## Trecho
Domingo, 24 de novembro de 2024 | Porto Velho (RO)

×
Gente de Opinião

Dom Moacyr

O Natal de Chico Mendes!



     Nesta quarta e última etapa que antecede a solenidade do Natal surpreende-nos o caminho que Deus escolheu para se encontrar conosco.A leitura dos sinais que Deus semeia na estrada da nossa vida permite-nos enxergar o caminho a seguir. E em Maria, como nos iluminaa encíclica Lumen Fidei,o caminho de fé do Antigo Testamento foi assumido no seguimento de Jesus e deixa-se transformar por Ele, entrando no olhar próprio do Filho de Deus encarnado.
 
     Na plenitude dos tempos, a Palavra de Deus dirigiu-se a Maria, e Ela acolheu-a com todo o seu ser, no seu coração, para que n’Ela tomasse carne e nascesse como luz para os homens. O mártir São Justino, na obra Diálogo com Trifão, tem uma expressão significativa ao dizer que Maria, quando aceitou a mensagem do Anjo, concebeu “fé e alegria”.De fato, na Mãe de Jesus, a fé mostrou-se cheia de fruto e, quando a nossa vida espiritual dá fruto, enchemo-nos de alegria, que é o sinal mais claro da grandeza da fé. Na sua vida, Maria realizou a peregrinação da fé seguindo o seu Filho(LF 58).
 
     Estamos encerrando a Novena de Natal em Família, em ritmo de espera da vinda do Senhor. O Natal aproxima-se e neste período em que as relações familiares se fortalecem, não excluímos ninguém de nosso convívio e fraternidade. Por isso, pedimos: Conceda-nos, Senhor, a coragem de teu Espírito para preparar novos caminhos de partilha e solidariedade neste Natal.

## Dados exibidos

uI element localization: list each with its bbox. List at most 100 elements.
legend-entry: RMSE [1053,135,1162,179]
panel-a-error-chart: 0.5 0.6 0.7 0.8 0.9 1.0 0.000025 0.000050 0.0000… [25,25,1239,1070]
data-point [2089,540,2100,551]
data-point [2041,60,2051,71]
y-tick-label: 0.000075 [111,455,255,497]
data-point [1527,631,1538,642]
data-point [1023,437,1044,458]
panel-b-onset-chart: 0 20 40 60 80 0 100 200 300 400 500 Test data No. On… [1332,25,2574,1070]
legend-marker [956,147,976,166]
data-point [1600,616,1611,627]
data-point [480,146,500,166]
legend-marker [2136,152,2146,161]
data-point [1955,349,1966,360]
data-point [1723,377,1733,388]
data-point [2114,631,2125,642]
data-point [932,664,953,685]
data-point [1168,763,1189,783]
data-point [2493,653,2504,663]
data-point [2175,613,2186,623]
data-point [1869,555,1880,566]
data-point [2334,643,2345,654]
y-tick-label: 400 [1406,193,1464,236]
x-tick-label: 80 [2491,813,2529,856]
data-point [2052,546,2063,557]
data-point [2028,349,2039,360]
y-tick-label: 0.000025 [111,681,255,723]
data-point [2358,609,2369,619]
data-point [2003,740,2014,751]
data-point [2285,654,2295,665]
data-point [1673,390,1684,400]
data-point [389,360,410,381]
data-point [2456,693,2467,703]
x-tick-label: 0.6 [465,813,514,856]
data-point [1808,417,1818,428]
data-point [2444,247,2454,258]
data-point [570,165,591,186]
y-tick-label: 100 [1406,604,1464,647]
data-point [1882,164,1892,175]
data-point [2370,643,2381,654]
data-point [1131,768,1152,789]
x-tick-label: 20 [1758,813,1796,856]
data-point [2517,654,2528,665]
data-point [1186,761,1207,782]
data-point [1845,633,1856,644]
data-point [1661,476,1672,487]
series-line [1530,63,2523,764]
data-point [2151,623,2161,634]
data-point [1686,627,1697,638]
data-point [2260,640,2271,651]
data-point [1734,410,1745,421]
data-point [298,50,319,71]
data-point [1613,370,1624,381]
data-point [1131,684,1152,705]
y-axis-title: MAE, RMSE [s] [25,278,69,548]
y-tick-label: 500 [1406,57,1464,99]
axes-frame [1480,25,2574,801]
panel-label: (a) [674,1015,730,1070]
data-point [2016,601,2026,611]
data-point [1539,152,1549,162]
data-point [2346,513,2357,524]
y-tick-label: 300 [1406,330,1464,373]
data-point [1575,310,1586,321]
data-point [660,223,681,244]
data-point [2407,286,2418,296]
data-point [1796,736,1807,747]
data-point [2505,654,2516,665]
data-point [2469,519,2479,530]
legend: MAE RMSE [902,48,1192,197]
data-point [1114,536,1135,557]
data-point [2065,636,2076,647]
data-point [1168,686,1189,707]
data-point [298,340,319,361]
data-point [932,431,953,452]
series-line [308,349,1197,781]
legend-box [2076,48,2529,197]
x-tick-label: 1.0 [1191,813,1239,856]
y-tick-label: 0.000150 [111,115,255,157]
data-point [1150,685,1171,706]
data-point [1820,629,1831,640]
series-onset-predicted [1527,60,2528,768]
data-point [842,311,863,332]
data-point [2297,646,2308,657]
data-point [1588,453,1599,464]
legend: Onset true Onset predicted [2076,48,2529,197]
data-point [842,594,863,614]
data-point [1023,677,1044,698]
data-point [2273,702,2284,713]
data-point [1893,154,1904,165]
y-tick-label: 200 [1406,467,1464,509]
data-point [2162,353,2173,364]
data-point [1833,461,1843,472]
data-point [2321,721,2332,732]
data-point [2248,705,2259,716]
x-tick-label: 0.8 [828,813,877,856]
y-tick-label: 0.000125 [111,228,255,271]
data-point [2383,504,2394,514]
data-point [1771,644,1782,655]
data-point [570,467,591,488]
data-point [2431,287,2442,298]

## Suas tarefas
[a] Resuma a reflexão sobre o Natal em duas frases.
[b] De acordo com a reflexão sobre o Natal, em que obra São Justino afirma que Maria concebeu "fé e alegria"?
[c] Prossiga a reflexão sobre o Natal a partir do ponto em que ela termina.
O material exibido é independente da reflexão sobre o Natal.

## Respostas por tarefa
[a] Na última etapa antes do Natal, os sinais que Deus semeia na vida mostram o caminho a seguir, e Maria, ao acolher a Palavra de Deus, concebeu "fé e alegria" e fez a peregrinação da fé seguindo o Filho. Ao encerrar a Novena de Natal em Família, sem excluir ninguém do convívio, o texto pede ao Senhor coragem para preparar novos caminhos de partilha e solidariedade.

[b] Em Diálogo com Trifão.

[c]
 
     A liturgia de hoje conduz-nos a viver a experiência do encontro com Deus. O Deus conosco, o Emanuel “ao assumir a nossa fraqueza, a natureza humana recebe uma incomparável dignidade: ao tornar-se ele um de nós, nós nos tornamos eternos” (prefacio do Natal). “O verbo se fez carne e armou sua tenda entre nós” (Jo 1,14).
 
     As leituras bíblicas estão todas orientadas para o nascimento de Jesus, o Filho de Deus e para seu papel fundamental na história da salvação, que é o poder de ressuscitar os seres humanos, dando-lhes a vida plena (VP). O profeta Isaías convida-nos a ler os sinais do Emanuel (Is 7,10-14),o Deus que não abandona o seu Povo e quer percorrer, de mãos dadas com ele, o caminho da história.
 
     Através do Evangelho (Mt 1,18-24)refletimos que é o próprio Filho de Deus, o Deus que está conosco, que inicia nova história, em que os homens serão salvos de tudo o que diminui ou destrói a vida e a liberdade. Ele vem ao nosso encontro para apresentar-nos uma proposta de salvação. Acolhamos de braços abertos a proposta que Ele traz e deixemo-nos transformar por ela, a exemplo de Maria e de José.  
 
     O mistério do Natal ensina-nos que, se Deus não quis revelar-Se como Alguém que olha do alto e domina o Universo, mas antes se humilha e desce à terra, pequenino e pobre, então, para nos parecermos com Ele, não devemos colocar-nos acima dos outros, mas humilhar-nos, pôr-nos ao seu serviço, fazer-nos pequenos com os pequenos e pobres com os pobres. Assim eles não se sentirão sozinhos! O Natal ensina-nos também que se Deus, por meio de Jesus Cristo, se envolveu com o homem até Se tornar um de nós, então tudo o que fizermos a um irmão, é a Ele que o fazemos, como o próprio Jesus nos ensinou: “Sempre que alimentastes, acolhestes, visitastes um destes meus irmãos mais pequeninos a Mim mesmo o fizestes” (Papa Francisco).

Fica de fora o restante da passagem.